**Entries:**
╭──

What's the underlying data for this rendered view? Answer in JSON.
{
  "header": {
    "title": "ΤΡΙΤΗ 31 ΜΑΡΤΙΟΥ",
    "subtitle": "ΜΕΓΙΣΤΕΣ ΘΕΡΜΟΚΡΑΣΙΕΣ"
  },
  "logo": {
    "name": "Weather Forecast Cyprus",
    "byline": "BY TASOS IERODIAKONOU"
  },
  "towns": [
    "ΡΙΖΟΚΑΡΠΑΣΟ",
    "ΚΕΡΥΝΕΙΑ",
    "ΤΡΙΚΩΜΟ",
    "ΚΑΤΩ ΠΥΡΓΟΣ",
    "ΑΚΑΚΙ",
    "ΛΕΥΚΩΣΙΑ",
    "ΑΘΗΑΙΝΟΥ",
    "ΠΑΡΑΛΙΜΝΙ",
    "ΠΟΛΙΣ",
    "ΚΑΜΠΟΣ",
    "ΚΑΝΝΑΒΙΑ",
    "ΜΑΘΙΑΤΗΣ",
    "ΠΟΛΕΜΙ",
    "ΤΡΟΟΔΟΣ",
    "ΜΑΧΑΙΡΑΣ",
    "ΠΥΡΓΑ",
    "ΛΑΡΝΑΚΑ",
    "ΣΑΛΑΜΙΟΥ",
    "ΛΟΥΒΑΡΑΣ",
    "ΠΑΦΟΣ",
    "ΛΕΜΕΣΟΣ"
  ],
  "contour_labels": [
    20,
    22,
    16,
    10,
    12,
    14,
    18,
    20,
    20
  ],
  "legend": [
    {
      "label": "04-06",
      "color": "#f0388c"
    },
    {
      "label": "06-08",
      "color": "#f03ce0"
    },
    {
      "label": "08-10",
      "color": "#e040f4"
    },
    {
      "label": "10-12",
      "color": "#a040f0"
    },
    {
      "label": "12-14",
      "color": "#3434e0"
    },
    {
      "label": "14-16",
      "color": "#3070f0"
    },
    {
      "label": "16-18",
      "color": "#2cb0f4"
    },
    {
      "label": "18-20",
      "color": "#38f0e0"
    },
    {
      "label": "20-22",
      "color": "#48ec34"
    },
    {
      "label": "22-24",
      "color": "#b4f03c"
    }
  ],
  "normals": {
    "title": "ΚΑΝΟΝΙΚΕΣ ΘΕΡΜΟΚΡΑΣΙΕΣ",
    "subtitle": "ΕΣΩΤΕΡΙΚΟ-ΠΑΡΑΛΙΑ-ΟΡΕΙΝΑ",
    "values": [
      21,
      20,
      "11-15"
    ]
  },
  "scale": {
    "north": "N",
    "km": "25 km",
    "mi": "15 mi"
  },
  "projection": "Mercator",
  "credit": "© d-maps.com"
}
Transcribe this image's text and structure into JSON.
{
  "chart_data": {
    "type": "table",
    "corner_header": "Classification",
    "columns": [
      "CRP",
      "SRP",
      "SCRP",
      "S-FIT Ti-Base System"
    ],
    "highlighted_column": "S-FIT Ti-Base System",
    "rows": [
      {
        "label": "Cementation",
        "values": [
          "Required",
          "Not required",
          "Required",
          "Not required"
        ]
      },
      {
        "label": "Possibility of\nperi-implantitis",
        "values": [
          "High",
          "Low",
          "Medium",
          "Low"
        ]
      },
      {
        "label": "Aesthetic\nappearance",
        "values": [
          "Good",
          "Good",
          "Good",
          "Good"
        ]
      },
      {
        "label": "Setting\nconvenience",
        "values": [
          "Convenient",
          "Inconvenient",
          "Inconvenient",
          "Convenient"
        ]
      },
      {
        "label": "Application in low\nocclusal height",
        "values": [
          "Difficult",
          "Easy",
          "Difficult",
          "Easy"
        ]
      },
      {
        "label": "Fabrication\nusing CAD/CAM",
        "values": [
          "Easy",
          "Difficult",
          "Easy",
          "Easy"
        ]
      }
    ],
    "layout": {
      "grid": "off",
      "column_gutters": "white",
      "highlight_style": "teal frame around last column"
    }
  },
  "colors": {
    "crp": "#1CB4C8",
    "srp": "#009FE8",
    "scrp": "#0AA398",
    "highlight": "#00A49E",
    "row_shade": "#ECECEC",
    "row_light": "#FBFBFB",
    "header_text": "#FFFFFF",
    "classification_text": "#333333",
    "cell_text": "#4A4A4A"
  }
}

╰──

**Given exercise:** Write down only the number of lines that contain the string "ΘΕΡΜΟΚΡΑΣΙΕΣ" in the listing.

**Final result:** 2